>> begin Data lines
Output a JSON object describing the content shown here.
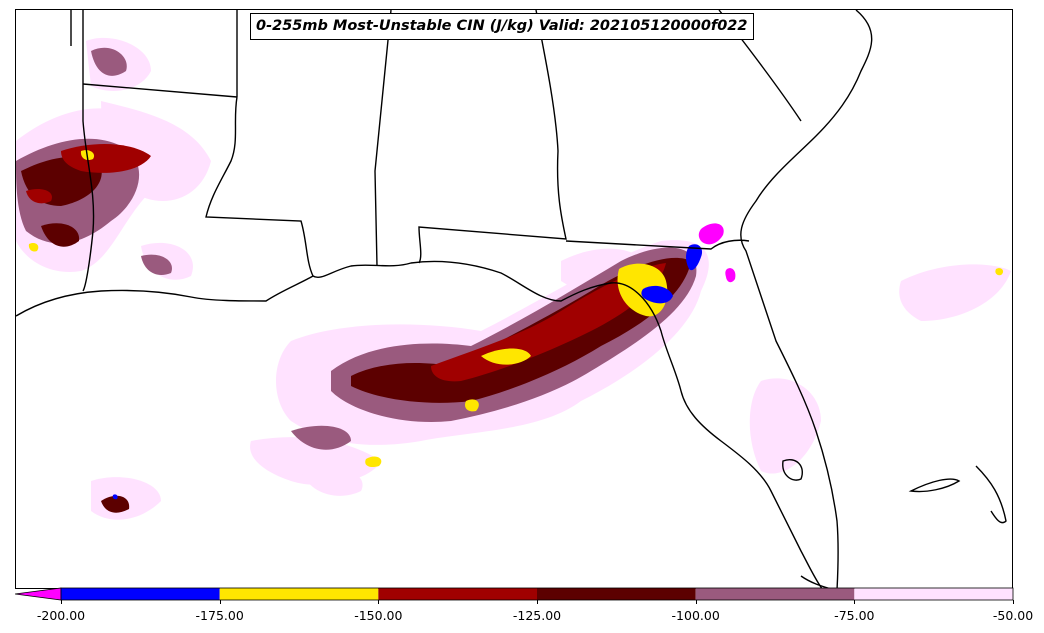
{
  "title": "0-255mb Most-Unstable CIN (J/kg) Valid: 202105120000f022",
  "colorbar": {
    "bins": [
      {
        "from": -200,
        "to": -175,
        "color": "#0000ff"
      },
      {
        "from": -175,
        "to": -150,
        "color": "#ffe600"
      },
      {
        "from": -150,
        "to": -125,
        "color": "#a00000"
      },
      {
        "from": -125,
        "to": -100,
        "color": "#5c0000"
      },
      {
        "from": -100,
        "to": -75,
        "color": "#9a5a7e"
      },
      {
        "from": -75,
        "to": -50,
        "color": "#ffe2ff"
      }
    ],
    "extend_below_color": "#ff00ff",
    "ticks": [
      "-200.00",
      "-175.00",
      "-150.00",
      "-125.00",
      "-100.00",
      "-75.00",
      "-50.00"
    ]
  },
  "map": {
    "region": "Gulf Coast / Southeastern United States",
    "projection_note": "state boundaries and coastlines in black",
    "colors": {
      "boundary": "#000000",
      "land": "#ffffff",
      "very_light": "#ffe2ff",
      "mauve": "#9a5a7e",
      "dark_maroon": "#5c0000",
      "red": "#a00000",
      "yellow": "#ffe600",
      "blue": "#0000ff",
      "magenta": "#ff00ff"
    }
  }
}
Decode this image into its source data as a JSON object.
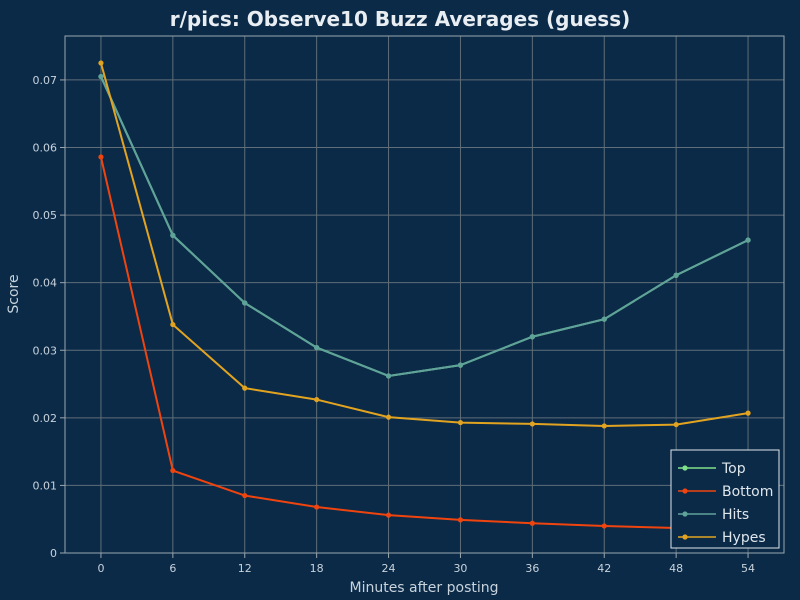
{
  "chart_data": {
    "type": "line",
    "title": "r/pics: Observe10 Buzz Averages (guess)",
    "xlabel": "Minutes after posting",
    "ylabel": "Score",
    "x": [
      0,
      6,
      12,
      18,
      24,
      30,
      36,
      42,
      48,
      54
    ],
    "xlim": [
      -3,
      57
    ],
    "ylim": [
      0,
      0.0765
    ],
    "xticks": [
      "0",
      "6",
      "12",
      "18",
      "24",
      "30",
      "36",
      "42",
      "48",
      "54"
    ],
    "yticks": [
      "0",
      "0.01",
      "0.02",
      "0.03",
      "0.04",
      "0.05",
      "0.06",
      "0.07"
    ],
    "grid": true,
    "legend_position": "bottom-right",
    "series": [
      {
        "name": "Top",
        "color": "#7fe08a",
        "values": [
          0.0705,
          0.047,
          0.037,
          0.0304,
          0.0262,
          0.0278,
          0.032,
          0.0346,
          0.0411,
          0.0463
        ]
      },
      {
        "name": "Bottom",
        "color": "#f0440f",
        "values": [
          0.0586,
          0.0122,
          0.0085,
          0.0068,
          0.0056,
          0.0049,
          0.0044,
          0.004,
          0.0037,
          0.0033
        ]
      },
      {
        "name": "Hits",
        "color": "#5fa29a",
        "values": [
          0.0705,
          0.047,
          0.037,
          0.0304,
          0.0262,
          0.0278,
          0.032,
          0.0346,
          0.0411,
          0.0463
        ]
      },
      {
        "name": "Hypes",
        "color": "#e2a420",
        "values": [
          0.0725,
          0.0338,
          0.0244,
          0.0227,
          0.0201,
          0.0193,
          0.0191,
          0.0188,
          0.019,
          0.0207
        ]
      }
    ]
  }
}
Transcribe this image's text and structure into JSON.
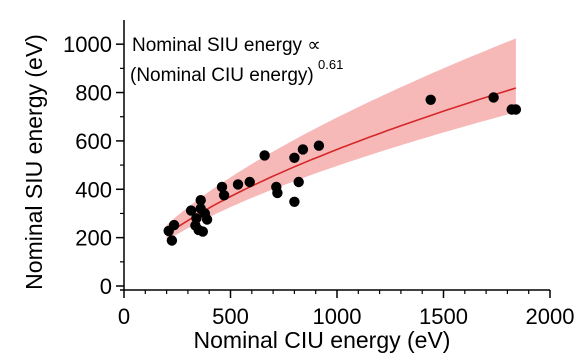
{
  "chart_data": {
    "type": "scatter",
    "xlabel": "Nominal CIU energy (eV)",
    "ylabel": "Nominal SIU energy (eV)",
    "xlim": [
      0,
      2000
    ],
    "ylim": [
      0,
      1100
    ],
    "xticks": [
      "0",
      "500",
      "1000",
      "1500",
      "2000"
    ],
    "yticks": [
      "0",
      "200",
      "400",
      "600",
      "800",
      "1000"
    ],
    "annotation": {
      "line1": "Nominal SIU energy ∝",
      "line2": "(Nominal CIU energy)",
      "exponent": "0.61"
    },
    "grid": false,
    "colors": {
      "points": "#000000",
      "fit_line": "#d62728",
      "band": "#f4a0a0"
    },
    "points": [
      {
        "x": 210,
        "y": 228
      },
      {
        "x": 225,
        "y": 188
      },
      {
        "x": 235,
        "y": 252
      },
      {
        "x": 315,
        "y": 312
      },
      {
        "x": 335,
        "y": 250
      },
      {
        "x": 340,
        "y": 280
      },
      {
        "x": 350,
        "y": 232
      },
      {
        "x": 360,
        "y": 320
      },
      {
        "x": 360,
        "y": 355
      },
      {
        "x": 370,
        "y": 225
      },
      {
        "x": 380,
        "y": 300
      },
      {
        "x": 390,
        "y": 275
      },
      {
        "x": 460,
        "y": 410
      },
      {
        "x": 470,
        "y": 375
      },
      {
        "x": 535,
        "y": 420
      },
      {
        "x": 590,
        "y": 430
      },
      {
        "x": 660,
        "y": 540
      },
      {
        "x": 715,
        "y": 410
      },
      {
        "x": 720,
        "y": 385
      },
      {
        "x": 800,
        "y": 348
      },
      {
        "x": 800,
        "y": 530
      },
      {
        "x": 820,
        "y": 430
      },
      {
        "x": 840,
        "y": 565
      },
      {
        "x": 915,
        "y": 580
      },
      {
        "x": 1440,
        "y": 770
      },
      {
        "x": 1735,
        "y": 780
      },
      {
        "x": 1820,
        "y": 730
      },
      {
        "x": 1840,
        "y": 730
      }
    ],
    "fit": {
      "exponent": 0.61,
      "coefficient": 8.35,
      "x_range": [
        200,
        1840
      ],
      "band_lower_coefficient": 7.55,
      "band_upper_coefficient": 8.85,
      "band_lower_exponent": 0.606,
      "band_upper_exponent": 0.632
    }
  }
}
>> end Data lines
## What is being asked
Show all lines from the records above where the word "image" occurs.

## Task solution
Decode this image into its source data as a JSON object.
Transcribe this image's text and structure into JSON.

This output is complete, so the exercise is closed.